▶ **STATED TASK**
The records below are to be quoted in full; please keep every word exact.

▶ **RECORDS FOR THIS TASK**
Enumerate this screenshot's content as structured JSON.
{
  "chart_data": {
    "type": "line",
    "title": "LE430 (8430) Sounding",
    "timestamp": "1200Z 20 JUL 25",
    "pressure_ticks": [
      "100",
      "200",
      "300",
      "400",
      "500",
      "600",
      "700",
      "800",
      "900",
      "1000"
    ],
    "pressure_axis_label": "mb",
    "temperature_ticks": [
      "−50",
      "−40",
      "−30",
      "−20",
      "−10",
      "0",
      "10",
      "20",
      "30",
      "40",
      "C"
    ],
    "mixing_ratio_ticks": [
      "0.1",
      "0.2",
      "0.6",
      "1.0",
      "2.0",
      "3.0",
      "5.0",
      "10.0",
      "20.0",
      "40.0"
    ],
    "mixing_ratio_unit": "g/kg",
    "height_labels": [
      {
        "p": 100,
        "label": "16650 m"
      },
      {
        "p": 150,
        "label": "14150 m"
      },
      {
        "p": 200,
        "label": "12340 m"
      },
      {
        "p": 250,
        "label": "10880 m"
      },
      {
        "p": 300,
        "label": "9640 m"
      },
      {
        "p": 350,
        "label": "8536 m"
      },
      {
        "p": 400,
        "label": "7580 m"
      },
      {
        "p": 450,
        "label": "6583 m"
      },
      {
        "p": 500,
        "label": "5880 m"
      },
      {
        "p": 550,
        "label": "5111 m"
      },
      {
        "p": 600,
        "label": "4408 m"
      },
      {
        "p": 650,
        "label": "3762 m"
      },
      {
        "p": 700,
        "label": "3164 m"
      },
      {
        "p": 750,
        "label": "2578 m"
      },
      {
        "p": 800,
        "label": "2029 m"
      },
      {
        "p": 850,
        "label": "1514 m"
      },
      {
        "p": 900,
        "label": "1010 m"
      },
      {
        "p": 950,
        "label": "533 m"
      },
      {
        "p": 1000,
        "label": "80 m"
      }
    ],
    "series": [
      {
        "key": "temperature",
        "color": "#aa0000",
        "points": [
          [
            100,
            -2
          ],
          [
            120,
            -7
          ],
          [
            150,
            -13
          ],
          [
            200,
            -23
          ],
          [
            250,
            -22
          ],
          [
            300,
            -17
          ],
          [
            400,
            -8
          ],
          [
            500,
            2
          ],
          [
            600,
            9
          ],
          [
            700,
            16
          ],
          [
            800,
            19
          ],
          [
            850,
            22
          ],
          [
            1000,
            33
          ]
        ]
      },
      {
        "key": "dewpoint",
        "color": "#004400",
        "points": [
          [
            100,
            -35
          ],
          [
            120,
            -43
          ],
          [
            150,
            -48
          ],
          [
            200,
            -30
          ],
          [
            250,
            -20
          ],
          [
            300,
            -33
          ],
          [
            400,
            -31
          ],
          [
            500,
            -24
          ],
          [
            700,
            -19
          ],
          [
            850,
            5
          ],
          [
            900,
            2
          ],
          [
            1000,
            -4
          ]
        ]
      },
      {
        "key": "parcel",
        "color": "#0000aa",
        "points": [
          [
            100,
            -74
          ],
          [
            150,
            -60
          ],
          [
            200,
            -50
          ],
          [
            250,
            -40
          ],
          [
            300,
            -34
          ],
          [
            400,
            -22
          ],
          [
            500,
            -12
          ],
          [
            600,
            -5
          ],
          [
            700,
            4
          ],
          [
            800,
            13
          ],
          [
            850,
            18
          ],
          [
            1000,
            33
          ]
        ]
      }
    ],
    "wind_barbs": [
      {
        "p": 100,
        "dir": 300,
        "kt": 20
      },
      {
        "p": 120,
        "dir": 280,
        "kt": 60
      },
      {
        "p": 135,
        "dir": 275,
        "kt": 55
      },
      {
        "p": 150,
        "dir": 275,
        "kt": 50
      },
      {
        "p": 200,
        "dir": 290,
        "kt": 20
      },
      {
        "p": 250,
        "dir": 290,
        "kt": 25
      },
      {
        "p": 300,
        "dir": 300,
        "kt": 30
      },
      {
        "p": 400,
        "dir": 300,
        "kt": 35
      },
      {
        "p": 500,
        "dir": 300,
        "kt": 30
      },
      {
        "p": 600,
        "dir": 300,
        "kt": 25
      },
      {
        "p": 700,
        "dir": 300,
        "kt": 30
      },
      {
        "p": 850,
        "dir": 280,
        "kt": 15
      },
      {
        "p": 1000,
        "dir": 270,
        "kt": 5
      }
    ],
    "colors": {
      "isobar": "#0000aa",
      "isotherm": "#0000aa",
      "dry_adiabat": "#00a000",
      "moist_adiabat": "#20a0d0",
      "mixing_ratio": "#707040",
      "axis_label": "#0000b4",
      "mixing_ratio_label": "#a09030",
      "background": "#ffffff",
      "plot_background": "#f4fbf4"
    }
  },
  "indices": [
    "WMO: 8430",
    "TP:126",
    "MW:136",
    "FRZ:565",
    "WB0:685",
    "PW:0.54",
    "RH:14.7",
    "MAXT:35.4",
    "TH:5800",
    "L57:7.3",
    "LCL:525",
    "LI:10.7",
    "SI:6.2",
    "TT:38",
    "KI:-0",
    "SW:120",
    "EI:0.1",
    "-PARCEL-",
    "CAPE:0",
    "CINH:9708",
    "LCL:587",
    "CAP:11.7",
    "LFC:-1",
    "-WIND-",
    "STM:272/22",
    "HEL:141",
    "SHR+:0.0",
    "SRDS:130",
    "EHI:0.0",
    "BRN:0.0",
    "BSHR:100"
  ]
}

▶ **RESPONSE**
Enumerate this screenshot's content as structured JSON.
{
  "chart_data": {
    "type": "line",
    "title": "LE430 (8430) Sounding",
    "timestamp": "1200Z 20 JUL 25",
    "pressure_ticks": [
      "100",
      "200",
      "300",
      "400",
      "500",
      "600",
      "700",
      "800",
      "900",
      "1000"
    ],
    "pressure_axis_label": "mb",
    "temperature_ticks": [
      "−50",
      "−40",
      "−30",
      "−20",
      "−10",
      "0",
      "10",
      "20",
      "30",
      "40",
      "C"
    ],
    "mixing_ratio_ticks": [
      "0.1",
      "0.2",
      "0.6",
      "1.0",
      "2.0",
      "3.0",
      "5.0",
      "10.0",
      "20.0",
      "40.0"
    ],
    "mixing_ratio_unit": "g/kg",
    "height_labels": [
      {
        "p": 100,
        "label": "16650 m"
      },
      {
        "p": 150,
        "label": "14150 m"
      },
      {
        "p": 200,
        "label": "12340 m"
      },
      {
        "p": 250,
        "label": "10880 m"
      },
      {
        "p": 300,
        "label": "9640 m"
      },
      {
        "p": 350,
        "label": "8536 m"
      },
      {
        "p": 400,
        "label": "7580 m"
      },
      {
        "p": 450,
        "label": "6583 m"
      },
      {
        "p": 500,
        "label": "5880 m"
      },
      {
        "p": 550,
        "label": "5111 m"
      },
      {
        "p": 600,
        "label": "4408 m"
      },
      {
        "p": 650,
        "label": "3762 m"
      },
      {
        "p": 700,
        "label": "3164 m"
      },
      {
        "p": 750,
        "label": "2578 m"
      },
      {
        "p": 800,
        "label": "2029 m"
      },
      {
        "p": 850,
        "label": "1514 m"
      },
      {
        "p": 900,
        "label": "1010 m"
      },
      {
        "p": 950,
        "label": "533 m"
      },
      {
        "p": 1000,
        "label": "80 m"
      }
    ],
    "series": [
      {
        "key": "temperature",
        "color": "#aa0000",
        "points": [
          [
            100,
            -2
          ],
          [
            120,
            -7
          ],
          [
            150,
            -13
          ],
          [
            200,
            -23
          ],
          [
            250,
            -22
          ],
          [
            300,
            -17
          ],
          [
            400,
            -8
          ],
          [
            500,
            2
          ],
          [
            600,
            9
          ],
          [
            700,
            16
          ],
          [
            800,
            19
          ],
          [
            850,
            22
          ],
          [
            1000,
            33
          ]
        ]
      },
      {
        "key": "dewpoint",
        "color": "#004400",
        "points": [
          [
            100,
            -35
          ],
          [
            120,
            -43
          ],
          [
            150,
            -48
          ],
          [
            200,
            -30
          ],
          [
            250,
            -20
          ],
          [
            300,
            -33
          ],
          [
            400,
            -31
          ],
          [
            500,
            -24
          ],
          [
            700,
            -19
          ],
          [
            850,
            5
          ],
          [
            900,
            2
          ],
          [
            1000,
            -4
          ]
        ]
      },
      {
        "key": "parcel",
        "color": "#0000aa",
        "points": [
          [
            100,
            -74
          ],
          [
            150,
            -60
          ],
          [
            200,
            -50
          ],
          [
            250,
            -40
          ],
          [
            300,
            -34
          ],
          [
            400,
            -22
          ],
          [
            500,
            -12
          ],
          [
            600,
            -5
          ],
          [
            700,
            4
          ],
          [
            800,
            13
          ],
          [
            850,
            18
          ],
          [
            1000,
            33
          ]
        ]
      }
    ],
    "wind_barbs": [
      {
        "p": 100,
        "dir": 300,
        "kt": 20
      },
      {
        "p": 120,
        "dir": 280,
        "kt": 60
      },
      {
        "p": 135,
        "dir": 275,
        "kt": 55
      },
      {
        "p": 150,
        "dir": 275,
        "kt": 50
      },
      {
        "p": 200,
        "dir": 290,
        "kt": 20
      },
      {
        "p": 250,
        "dir": 290,
        "kt": 25
      },
      {
        "p": 300,
        "dir": 300,
        "kt": 30
      },
      {
        "p": 400,
        "dir": 300,
        "kt": 35
      },
      {
        "p": 500,
        "dir": 300,
        "kt": 30
      },
      {
        "p": 600,
        "dir": 300,
        "kt": 25
      },
      {
        "p": 700,
        "dir": 300,
        "kt": 30
      },
      {
        "p": 850,
        "dir": 280,
        "kt": 15
      },
      {
        "p": 1000,
        "dir": 270,
        "kt": 5
      }
    ],
    "colors": {
      "isobar": "#0000aa",
      "isotherm": "#0000aa",
      "dry_adiabat": "#00a000",
      "moist_adiabat": "#20a0d0",
      "mixing_ratio": "#707040",
      "axis_label": "#0000b4",
      "mixing_ratio_label": "#a09030",
      "background": "#ffffff",
      "plot_background": "#f4fbf4"
    }
  },
  "indices": [
    "WMO: 8430",
    "TP:126",
    "MW:136",
    "FRZ:565",
    "WB0:685",
    "PW:0.54",
    "RH:14.7",
    "MAXT:35.4",
    "TH:5800",
    "L57:7.3",
    "LCL:525",
    "LI:10.7",
    "SI:6.2",
    "TT:38",
    "KI:-0",
    "SW:120",
    "EI:0.1",
    "-PARCEL-",
    "CAPE:0",
    "CINH:9708",
    "LCL:587",
    "CAP:11.7",
    "LFC:-1",
    "-WIND-",
    "STM:272/22",
    "HEL:141",
    "SHR+:0.0",
    "SRDS:130",
    "EHI:0.0",
    "BRN:0.0",
    "BSHR:100"
  ]
}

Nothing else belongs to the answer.